▸ Work to be completed
Extract each line bearing the word "resistance".

[Records that describe figures]

-=-=-

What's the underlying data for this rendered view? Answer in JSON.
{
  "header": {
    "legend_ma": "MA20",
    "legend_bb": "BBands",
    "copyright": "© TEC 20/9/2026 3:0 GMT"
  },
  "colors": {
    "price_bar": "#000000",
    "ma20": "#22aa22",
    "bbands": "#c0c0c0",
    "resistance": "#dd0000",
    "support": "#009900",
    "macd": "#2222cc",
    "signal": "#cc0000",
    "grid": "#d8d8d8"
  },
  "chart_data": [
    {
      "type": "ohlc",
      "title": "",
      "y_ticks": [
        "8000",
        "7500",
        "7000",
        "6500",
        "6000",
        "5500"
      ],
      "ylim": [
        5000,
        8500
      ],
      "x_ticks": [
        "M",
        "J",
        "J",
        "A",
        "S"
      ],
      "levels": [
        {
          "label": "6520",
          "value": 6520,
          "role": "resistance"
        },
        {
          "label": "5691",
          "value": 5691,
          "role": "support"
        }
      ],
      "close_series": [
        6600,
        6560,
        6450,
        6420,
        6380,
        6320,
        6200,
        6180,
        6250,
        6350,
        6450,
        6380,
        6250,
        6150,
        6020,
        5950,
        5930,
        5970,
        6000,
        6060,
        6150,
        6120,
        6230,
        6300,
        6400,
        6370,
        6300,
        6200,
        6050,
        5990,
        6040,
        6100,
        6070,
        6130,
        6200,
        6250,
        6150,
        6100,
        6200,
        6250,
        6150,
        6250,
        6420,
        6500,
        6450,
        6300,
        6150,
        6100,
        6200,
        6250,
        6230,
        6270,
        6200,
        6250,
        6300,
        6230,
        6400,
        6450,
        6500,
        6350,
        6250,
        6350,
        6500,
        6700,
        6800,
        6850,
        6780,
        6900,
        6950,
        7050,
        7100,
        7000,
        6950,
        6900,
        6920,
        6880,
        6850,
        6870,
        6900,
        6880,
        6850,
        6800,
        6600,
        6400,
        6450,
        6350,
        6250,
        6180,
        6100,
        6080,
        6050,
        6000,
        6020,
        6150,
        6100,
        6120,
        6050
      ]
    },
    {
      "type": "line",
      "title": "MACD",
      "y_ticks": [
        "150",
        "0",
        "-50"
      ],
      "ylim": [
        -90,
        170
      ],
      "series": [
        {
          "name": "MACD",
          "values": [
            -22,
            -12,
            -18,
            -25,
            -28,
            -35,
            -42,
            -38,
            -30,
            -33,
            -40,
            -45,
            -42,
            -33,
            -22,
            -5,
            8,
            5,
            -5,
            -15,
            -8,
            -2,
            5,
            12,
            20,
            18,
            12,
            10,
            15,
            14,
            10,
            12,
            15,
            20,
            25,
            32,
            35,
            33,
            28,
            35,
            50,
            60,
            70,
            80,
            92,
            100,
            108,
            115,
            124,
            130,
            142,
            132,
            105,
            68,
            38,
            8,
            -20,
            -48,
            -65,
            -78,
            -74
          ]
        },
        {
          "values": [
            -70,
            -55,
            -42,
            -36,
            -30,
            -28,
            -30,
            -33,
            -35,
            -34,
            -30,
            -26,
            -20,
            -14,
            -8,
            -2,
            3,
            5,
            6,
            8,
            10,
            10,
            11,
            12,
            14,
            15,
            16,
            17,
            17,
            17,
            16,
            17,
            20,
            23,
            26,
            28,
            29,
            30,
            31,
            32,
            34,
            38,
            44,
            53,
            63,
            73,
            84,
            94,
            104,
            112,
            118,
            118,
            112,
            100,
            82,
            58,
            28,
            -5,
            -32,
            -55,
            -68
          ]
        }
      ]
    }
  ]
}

-=-=-

▸ Result of this task
    "resistance": "#dd0000",
          "role": "resistance"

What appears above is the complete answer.